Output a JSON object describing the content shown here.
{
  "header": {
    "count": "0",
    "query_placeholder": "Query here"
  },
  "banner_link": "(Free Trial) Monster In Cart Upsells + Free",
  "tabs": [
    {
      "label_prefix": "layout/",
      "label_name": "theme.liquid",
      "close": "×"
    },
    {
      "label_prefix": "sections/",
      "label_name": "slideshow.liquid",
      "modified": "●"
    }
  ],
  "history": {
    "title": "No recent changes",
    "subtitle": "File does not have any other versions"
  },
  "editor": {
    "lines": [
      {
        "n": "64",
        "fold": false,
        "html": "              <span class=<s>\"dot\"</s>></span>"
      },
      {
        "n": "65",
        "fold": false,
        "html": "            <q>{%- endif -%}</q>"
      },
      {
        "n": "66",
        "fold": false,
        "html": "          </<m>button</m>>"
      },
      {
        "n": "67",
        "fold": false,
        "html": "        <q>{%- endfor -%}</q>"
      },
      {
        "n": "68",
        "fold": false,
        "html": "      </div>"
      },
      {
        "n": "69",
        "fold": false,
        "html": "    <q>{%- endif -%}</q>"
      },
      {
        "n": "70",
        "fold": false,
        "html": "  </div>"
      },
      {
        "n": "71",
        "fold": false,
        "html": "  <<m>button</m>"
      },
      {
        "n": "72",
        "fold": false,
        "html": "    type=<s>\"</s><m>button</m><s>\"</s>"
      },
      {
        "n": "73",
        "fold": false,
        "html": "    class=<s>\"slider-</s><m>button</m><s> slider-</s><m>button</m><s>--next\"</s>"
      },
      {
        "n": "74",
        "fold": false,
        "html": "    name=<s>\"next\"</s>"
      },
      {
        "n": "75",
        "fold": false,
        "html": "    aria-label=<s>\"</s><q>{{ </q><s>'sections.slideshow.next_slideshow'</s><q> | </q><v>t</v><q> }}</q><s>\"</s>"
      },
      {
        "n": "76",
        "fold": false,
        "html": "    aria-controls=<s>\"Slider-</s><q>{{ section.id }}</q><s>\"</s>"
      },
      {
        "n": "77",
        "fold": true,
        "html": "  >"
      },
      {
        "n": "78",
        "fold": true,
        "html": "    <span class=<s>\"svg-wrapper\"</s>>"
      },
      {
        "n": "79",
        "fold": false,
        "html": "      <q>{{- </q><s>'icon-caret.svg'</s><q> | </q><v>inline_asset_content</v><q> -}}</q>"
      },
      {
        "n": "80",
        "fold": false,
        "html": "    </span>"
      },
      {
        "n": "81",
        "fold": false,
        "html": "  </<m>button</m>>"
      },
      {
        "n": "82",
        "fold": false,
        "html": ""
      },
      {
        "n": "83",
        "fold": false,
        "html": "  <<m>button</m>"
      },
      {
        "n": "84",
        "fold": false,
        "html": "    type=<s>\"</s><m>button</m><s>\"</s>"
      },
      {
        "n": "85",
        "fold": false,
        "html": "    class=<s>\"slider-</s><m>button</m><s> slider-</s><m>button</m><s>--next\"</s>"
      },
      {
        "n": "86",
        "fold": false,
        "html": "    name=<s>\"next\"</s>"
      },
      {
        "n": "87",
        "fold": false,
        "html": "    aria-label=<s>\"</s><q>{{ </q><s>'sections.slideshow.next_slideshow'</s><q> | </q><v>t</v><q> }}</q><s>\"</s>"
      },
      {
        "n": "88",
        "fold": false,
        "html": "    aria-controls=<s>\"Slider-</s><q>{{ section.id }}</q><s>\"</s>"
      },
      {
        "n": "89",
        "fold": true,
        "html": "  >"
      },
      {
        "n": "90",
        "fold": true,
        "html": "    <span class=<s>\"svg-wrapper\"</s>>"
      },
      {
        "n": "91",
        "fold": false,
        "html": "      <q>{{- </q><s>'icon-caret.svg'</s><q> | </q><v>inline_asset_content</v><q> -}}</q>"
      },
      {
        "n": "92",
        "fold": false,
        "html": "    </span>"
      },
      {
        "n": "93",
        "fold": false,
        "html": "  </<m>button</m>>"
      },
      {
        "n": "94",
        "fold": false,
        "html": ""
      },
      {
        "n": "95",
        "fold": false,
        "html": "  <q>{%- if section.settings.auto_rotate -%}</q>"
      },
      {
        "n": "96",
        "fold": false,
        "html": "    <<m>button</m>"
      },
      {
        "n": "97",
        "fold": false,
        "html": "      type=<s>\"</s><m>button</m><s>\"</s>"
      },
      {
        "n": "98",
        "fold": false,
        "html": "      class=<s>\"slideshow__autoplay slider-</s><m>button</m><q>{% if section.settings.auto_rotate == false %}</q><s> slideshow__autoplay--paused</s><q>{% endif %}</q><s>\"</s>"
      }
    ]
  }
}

* * *

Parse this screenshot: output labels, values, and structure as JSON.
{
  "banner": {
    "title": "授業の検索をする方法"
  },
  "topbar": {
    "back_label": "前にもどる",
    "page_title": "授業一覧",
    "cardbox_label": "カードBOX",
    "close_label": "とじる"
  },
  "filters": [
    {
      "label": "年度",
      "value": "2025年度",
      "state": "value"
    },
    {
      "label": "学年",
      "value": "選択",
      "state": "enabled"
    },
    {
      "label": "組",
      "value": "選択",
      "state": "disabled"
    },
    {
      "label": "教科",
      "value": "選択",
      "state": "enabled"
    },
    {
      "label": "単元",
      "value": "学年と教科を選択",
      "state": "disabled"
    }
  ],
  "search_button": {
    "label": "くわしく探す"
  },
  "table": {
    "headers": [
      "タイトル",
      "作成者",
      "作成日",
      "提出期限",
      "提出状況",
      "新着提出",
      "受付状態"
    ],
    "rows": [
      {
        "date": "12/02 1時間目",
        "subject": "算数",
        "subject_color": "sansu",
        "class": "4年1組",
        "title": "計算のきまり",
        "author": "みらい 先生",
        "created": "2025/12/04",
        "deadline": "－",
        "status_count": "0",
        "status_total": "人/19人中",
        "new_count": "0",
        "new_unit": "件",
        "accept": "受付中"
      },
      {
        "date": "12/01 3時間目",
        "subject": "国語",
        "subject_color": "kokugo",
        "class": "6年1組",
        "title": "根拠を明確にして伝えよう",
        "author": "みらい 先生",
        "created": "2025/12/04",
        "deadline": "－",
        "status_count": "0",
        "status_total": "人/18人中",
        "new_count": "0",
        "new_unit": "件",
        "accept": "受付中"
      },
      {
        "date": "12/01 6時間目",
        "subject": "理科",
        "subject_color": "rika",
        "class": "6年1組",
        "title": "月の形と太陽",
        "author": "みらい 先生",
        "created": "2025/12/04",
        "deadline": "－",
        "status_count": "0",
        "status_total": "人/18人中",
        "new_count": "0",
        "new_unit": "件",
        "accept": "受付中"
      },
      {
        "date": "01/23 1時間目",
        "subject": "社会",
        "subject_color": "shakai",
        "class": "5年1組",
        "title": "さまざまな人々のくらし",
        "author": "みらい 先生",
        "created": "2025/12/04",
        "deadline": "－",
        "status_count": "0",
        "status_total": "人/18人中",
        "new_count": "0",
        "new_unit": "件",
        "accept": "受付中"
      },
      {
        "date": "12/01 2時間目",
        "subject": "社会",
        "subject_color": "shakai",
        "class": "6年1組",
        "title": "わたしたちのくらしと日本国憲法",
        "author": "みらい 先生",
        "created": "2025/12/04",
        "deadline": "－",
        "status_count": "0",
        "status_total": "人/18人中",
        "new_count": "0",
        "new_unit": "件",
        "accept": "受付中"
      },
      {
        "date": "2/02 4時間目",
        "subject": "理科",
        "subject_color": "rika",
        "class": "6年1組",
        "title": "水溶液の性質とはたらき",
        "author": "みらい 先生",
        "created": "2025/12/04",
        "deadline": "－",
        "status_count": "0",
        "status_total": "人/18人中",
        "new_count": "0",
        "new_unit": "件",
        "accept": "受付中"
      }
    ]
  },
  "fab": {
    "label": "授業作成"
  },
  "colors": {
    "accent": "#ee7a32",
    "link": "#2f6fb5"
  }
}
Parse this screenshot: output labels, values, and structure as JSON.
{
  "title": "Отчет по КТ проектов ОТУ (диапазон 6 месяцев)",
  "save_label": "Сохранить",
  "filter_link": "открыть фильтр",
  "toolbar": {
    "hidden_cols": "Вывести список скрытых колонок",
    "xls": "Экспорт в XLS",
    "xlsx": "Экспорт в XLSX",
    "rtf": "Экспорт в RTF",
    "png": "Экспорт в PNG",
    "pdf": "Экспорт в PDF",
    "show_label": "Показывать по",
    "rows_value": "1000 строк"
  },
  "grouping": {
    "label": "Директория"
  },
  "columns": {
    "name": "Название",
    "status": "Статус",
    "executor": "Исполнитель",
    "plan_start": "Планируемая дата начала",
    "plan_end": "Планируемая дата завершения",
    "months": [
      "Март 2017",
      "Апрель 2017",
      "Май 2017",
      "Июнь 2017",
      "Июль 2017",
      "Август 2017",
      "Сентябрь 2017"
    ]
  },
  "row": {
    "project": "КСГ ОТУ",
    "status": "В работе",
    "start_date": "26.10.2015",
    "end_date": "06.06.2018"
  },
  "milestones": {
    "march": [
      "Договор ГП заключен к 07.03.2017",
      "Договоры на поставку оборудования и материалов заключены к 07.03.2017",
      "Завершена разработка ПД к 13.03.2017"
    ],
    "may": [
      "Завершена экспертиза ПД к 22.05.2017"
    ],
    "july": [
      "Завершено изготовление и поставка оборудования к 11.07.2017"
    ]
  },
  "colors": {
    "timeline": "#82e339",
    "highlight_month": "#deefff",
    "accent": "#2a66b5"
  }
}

## Your objective:
Copy every line in the entries above that has the string "Планируемая" in it.

## Written response:
    "plan_start": "Планируемая дата начала",
    "plan_end": "Планируемая дата завершения",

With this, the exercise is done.